┏━━

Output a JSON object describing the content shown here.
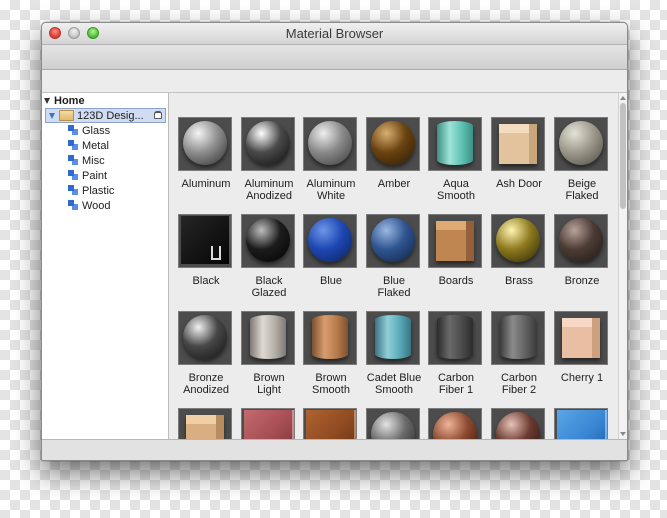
{
  "window": {
    "title": "Material Browser"
  },
  "tree": {
    "home_label": "Home",
    "library_label": "123D Desig...",
    "categories": [
      "Glass",
      "Metal",
      "Misc",
      "Paint",
      "Plastic",
      "Wood"
    ]
  },
  "materials": [
    {
      "label": "Aluminum",
      "shape": "sphere",
      "colors": [
        "#f4f4f4",
        "#8f8f8f",
        "#2e2e2e"
      ]
    },
    {
      "label": "Aluminum\nAnodized",
      "shape": "sphere",
      "colors": [
        "#ffffff",
        "#4a4a4a",
        "#0c0c0c"
      ]
    },
    {
      "label": "Aluminum\nWhite",
      "shape": "sphere",
      "colors": [
        "#eeeeee",
        "#8a8a8a",
        "#3a3a3a"
      ]
    },
    {
      "label": "Amber",
      "shape": "sphere",
      "colors": [
        "#d9b070",
        "#6b4310",
        "#2a1a06"
      ]
    },
    {
      "label": "Aqua\nSmooth",
      "shape": "cylinder",
      "colors": [
        "#9fe3d8",
        "#5cc2b4",
        "#3b8f84"
      ]
    },
    {
      "label": "Ash Door",
      "shape": "cube",
      "colors": [
        "#f4dcbf",
        "#e2c39d",
        "#c9a57a"
      ]
    },
    {
      "label": "Beige\nFlaked",
      "shape": "sphere",
      "colors": [
        "#e5e2d8",
        "#9e998c",
        "#4e4a42"
      ]
    },
    {
      "label": "Black",
      "shape": "chair",
      "colors": [
        "#252525",
        "#141414",
        "#050505"
      ]
    },
    {
      "label": "Black\nGlazed",
      "shape": "sphere",
      "colors": [
        "#bdbdbd",
        "#1c1c1c",
        "#020202"
      ]
    },
    {
      "label": "Blue",
      "shape": "sphere",
      "colors": [
        "#6f96e8",
        "#1d48b3",
        "#0a1f5c"
      ]
    },
    {
      "label": "Blue\nFlaked",
      "shape": "sphere",
      "colors": [
        "#9ab8e2",
        "#2f5591",
        "#0e2142"
      ]
    },
    {
      "label": "Boards",
      "shape": "cube",
      "colors": [
        "#deaa74",
        "#c08651",
        "#93603a"
      ]
    },
    {
      "label": "Brass",
      "shape": "sphere",
      "colors": [
        "#fff4b0",
        "#8d7a1f",
        "#2b2406"
      ]
    },
    {
      "label": "Bronze",
      "shape": "sphere",
      "colors": [
        "#b7a39a",
        "#4c3c35",
        "#1e1613"
      ]
    },
    {
      "label": "Bronze\nAnodized",
      "shape": "sphere",
      "colors": [
        "#f2f2f2",
        "#474747",
        "#121212"
      ]
    },
    {
      "label": "Brown\nLight",
      "shape": "cylinder",
      "colors": [
        "#dedad3",
        "#b3afa7",
        "#7e7a73"
      ]
    },
    {
      "label": "Brown\nSmooth",
      "shape": "cylinder",
      "colors": [
        "#d79d6f",
        "#b67a4b",
        "#7f5131"
      ]
    },
    {
      "label": "Cadet Blue\nSmooth",
      "shape": "cylinder",
      "colors": [
        "#8fcfd9",
        "#58a8b7",
        "#3b7481"
      ]
    },
    {
      "label": "Carbon\nFiber 1",
      "shape": "cylinder",
      "colors": [
        "#6a6a6a",
        "#4a4a4a",
        "#2c2c2c"
      ]
    },
    {
      "label": "Carbon\nFiber 2",
      "shape": "cylinder",
      "colors": [
        "#8a8a8a",
        "#626262",
        "#3d3d3d"
      ]
    },
    {
      "label": "Cherry 1",
      "shape": "cube",
      "colors": [
        "#f6d8c4",
        "#e8bfa3",
        "#cfa07f"
      ]
    },
    {
      "label": "",
      "shape": "cube",
      "colors": [
        "#f1cfa6",
        "#d9ae80",
        "#b98c5e"
      ]
    },
    {
      "label": "",
      "shape": "chair",
      "colors": [
        "#c46a6f",
        "#a44d52",
        "#7a3338"
      ]
    },
    {
      "label": "",
      "shape": "chair",
      "colors": [
        "#b06331",
        "#8e4a21",
        "#652f12"
      ]
    },
    {
      "label": "",
      "shape": "sphere",
      "colors": [
        "#e3e3e3",
        "#6b6b6b",
        "#222222"
      ]
    },
    {
      "label": "",
      "shape": "sphere",
      "colors": [
        "#f0b49a",
        "#8d4a30",
        "#331409"
      ]
    },
    {
      "label": "",
      "shape": "sphere",
      "colors": [
        "#e6c2b8",
        "#6b3a30",
        "#2b120d"
      ]
    },
    {
      "label": "",
      "shape": "chair",
      "colors": [
        "#5aa6e6",
        "#3a86d3",
        "#1e5ea8"
      ]
    }
  ]
}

┗━━

WORK TO BE COMPLETED: Show the lines of the records that contain the word "Aluminum".

RESULT:
      "label": "Aluminum",
      "label": "Aluminum\nAnodized",
      "label": "Aluminum\nWhite",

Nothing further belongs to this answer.